**Available data**
- - - -

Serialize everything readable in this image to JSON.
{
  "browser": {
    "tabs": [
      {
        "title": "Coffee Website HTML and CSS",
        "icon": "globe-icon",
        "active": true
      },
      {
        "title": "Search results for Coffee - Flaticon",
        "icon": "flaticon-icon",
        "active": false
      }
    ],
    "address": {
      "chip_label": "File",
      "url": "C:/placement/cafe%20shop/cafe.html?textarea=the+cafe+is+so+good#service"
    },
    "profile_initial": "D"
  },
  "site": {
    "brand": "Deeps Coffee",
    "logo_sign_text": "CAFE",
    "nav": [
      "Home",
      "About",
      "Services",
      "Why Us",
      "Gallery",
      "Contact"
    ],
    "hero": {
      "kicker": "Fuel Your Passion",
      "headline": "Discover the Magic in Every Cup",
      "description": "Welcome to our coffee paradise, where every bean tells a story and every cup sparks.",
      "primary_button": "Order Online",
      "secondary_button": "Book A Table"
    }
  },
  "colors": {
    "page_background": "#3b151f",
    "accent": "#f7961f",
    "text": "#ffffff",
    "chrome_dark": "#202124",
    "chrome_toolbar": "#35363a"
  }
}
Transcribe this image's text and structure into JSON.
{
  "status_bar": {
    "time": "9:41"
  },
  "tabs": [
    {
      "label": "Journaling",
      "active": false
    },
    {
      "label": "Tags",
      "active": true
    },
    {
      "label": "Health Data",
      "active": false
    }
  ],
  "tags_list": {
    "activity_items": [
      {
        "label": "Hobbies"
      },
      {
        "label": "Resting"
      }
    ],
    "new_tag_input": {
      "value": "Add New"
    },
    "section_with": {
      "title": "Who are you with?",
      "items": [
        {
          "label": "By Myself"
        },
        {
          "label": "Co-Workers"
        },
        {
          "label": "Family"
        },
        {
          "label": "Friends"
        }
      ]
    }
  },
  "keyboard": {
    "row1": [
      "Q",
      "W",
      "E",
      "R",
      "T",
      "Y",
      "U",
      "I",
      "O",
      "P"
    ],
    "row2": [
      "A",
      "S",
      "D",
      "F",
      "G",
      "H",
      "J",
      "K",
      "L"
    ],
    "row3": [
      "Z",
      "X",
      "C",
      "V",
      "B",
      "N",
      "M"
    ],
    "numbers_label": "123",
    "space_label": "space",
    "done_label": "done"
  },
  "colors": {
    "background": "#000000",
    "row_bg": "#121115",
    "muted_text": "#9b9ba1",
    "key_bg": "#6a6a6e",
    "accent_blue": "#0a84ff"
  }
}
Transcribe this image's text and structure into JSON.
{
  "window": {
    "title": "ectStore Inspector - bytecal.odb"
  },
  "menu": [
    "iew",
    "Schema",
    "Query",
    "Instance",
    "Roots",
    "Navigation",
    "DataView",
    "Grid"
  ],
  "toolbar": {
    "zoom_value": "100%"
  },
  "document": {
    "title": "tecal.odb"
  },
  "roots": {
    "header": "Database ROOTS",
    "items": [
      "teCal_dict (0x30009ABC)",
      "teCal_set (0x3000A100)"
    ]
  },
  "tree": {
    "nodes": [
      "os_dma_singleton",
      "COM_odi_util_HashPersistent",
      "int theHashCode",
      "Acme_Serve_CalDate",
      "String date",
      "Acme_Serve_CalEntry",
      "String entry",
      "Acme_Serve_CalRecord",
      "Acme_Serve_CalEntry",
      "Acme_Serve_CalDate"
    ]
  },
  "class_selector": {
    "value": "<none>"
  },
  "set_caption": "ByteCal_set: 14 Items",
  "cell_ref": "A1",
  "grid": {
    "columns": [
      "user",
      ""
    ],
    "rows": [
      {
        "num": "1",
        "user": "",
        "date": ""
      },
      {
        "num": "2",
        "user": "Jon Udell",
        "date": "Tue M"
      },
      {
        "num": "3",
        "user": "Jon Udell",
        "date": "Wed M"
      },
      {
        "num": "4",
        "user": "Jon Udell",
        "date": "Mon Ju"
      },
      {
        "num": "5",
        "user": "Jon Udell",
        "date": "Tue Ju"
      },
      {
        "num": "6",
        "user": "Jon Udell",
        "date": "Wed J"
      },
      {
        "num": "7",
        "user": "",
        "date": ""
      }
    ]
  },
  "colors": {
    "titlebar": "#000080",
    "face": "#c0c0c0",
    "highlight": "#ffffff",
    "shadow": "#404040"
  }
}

- - - -

**To be done**
Using the data above, reproduce every line exactly.

**Written answer**
Serialize everything readable in this image to JSON.
{
  "browser": {
    "tabs": [
      {
        "title": "Coffee Website HTML and CSS",
        "icon": "globe-icon",
        "active": true
      },
      {
        "title": "Search results for Coffee - Flaticon",
        "icon": "flaticon-icon",
        "active": false
      }
    ],
    "address": {
      "chip_label": "File",
      "url": "C:/placement/cafe%20shop/cafe.html?textarea=the+cafe+is+so+good#service"
    },
    "profile_initial": "D"
  },
  "site": {
    "brand": "Deeps Coffee",
    "logo_sign_text": "CAFE",
    "nav": [
      "Home",
      "About",
      "Services",
      "Why Us",
      "Gallery",
      "Contact"
    ],
    "hero": {
      "kicker": "Fuel Your Passion",
      "headline": "Discover the Magic in Every Cup",
      "description": "Welcome to our coffee paradise, where every bean tells a story and every cup sparks.",
      "primary_button": "Order Online",
      "secondary_button": "Book A Table"
    }
  },
  "colors": {
    "page_background": "#3b151f",
    "accent": "#f7961f",
    "text": "#ffffff",
    "chrome_dark": "#202124",
    "chrome_toolbar": "#35363a"
  }
}
Transcribe this image's text and structure into JSON.
{
  "status_bar": {
    "time": "9:41"
  },
  "tabs": [
    {
      "label": "Journaling",
      "active": false
    },
    {
      "label": "Tags",
      "active": true
    },
    {
      "label": "Health Data",
      "active": false
    }
  ],
  "tags_list": {
    "activity_items": [
      {
        "label": "Hobbies"
      },
      {
        "label": "Resting"
      }
    ],
    "new_tag_input": {
      "value": "Add New"
    },
    "section_with": {
      "title": "Who are you with?",
      "items": [
        {
          "label": "By Myself"
        },
        {
          "label": "Co-Workers"
        },
        {
          "label": "Family"
        },
        {
          "label": "Friends"
        }
      ]
    }
  },
  "keyboard": {
    "row1": [
      "Q",
      "W",
      "E",
      "R",
      "T",
      "Y",
      "U",
      "I",
      "O",
      "P"
    ],
    "row2": [
      "A",
      "S",
      "D",
      "F",
      "G",
      "H",
      "J",
      "K",
      "L"
    ],
    "row3": [
      "Z",
      "X",
      "C",
      "V",
      "B",
      "N",
      "M"
    ],
    "numbers_label": "123",
    "space_label": "space",
    "done_label": "done"
  },
  "colors": {
    "background": "#000000",
    "row_bg": "#121115",
    "muted_text": "#9b9ba1",
    "key_bg": "#6a6a6e",
    "accent_blue": "#0a84ff"
  }
}
Transcribe this image's text and structure into JSON.
{
  "window": {
    "title": "ectStore Inspector - bytecal.odb"
  },
  "menu": [
    "iew",
    "Schema",
    "Query",
    "Instance",
    "Roots",
    "Navigation",
    "DataView",
    "Grid"
  ],
  "toolbar": {
    "zoom_value": "100%"
  },
  "document": {
    "title": "tecal.odb"
  },
  "roots": {
    "header": "Database ROOTS",
    "items": [
      "teCal_dict (0x30009ABC)",
      "teCal_set (0x3000A100)"
    ]
  },
  "tree": {
    "nodes": [
      "os_dma_singleton",
      "COM_odi_util_HashPersistent",
      "int theHashCode",
      "Acme_Serve_CalDate",
      "String date",
      "Acme_Serve_CalEntry",
      "String entry",
      "Acme_Serve_CalRecord",
      "Acme_Serve_CalEntry",
      "Acme_Serve_CalDate"
    ]
  },
  "class_selector": {
    "value": "<none>"
  },
  "set_caption": "ByteCal_set: 14 Items",
  "cell_ref": "A1",
  "grid": {
    "columns": [
      "user",
      ""
    ],
    "rows": [
      {
        "num": "1",
        "user": "",
        "date": ""
      },
      {
        "num": "2",
        "user": "Jon Udell",
        "date": "Tue M"
      },
      {
        "num": "3",
        "user": "Jon Udell",
        "date": "Wed M"
      },
      {
        "num": "4",
        "user": "Jon Udell",
        "date": "Mon Ju"
      },
      {
        "num": "5",
        "user": "Jon Udell",
        "date": "Tue Ju"
      },
      {
        "num": "6",
        "user": "Jon Udell",
        "date": "Wed J"
      },
      {
        "num": "7",
        "user": "",
        "date": ""
      }
    ]
  },
  "colors": {
    "titlebar": "#000080",
    "face": "#c0c0c0",
    "highlight": "#ffffff",
    "shadow": "#404040"
  }
}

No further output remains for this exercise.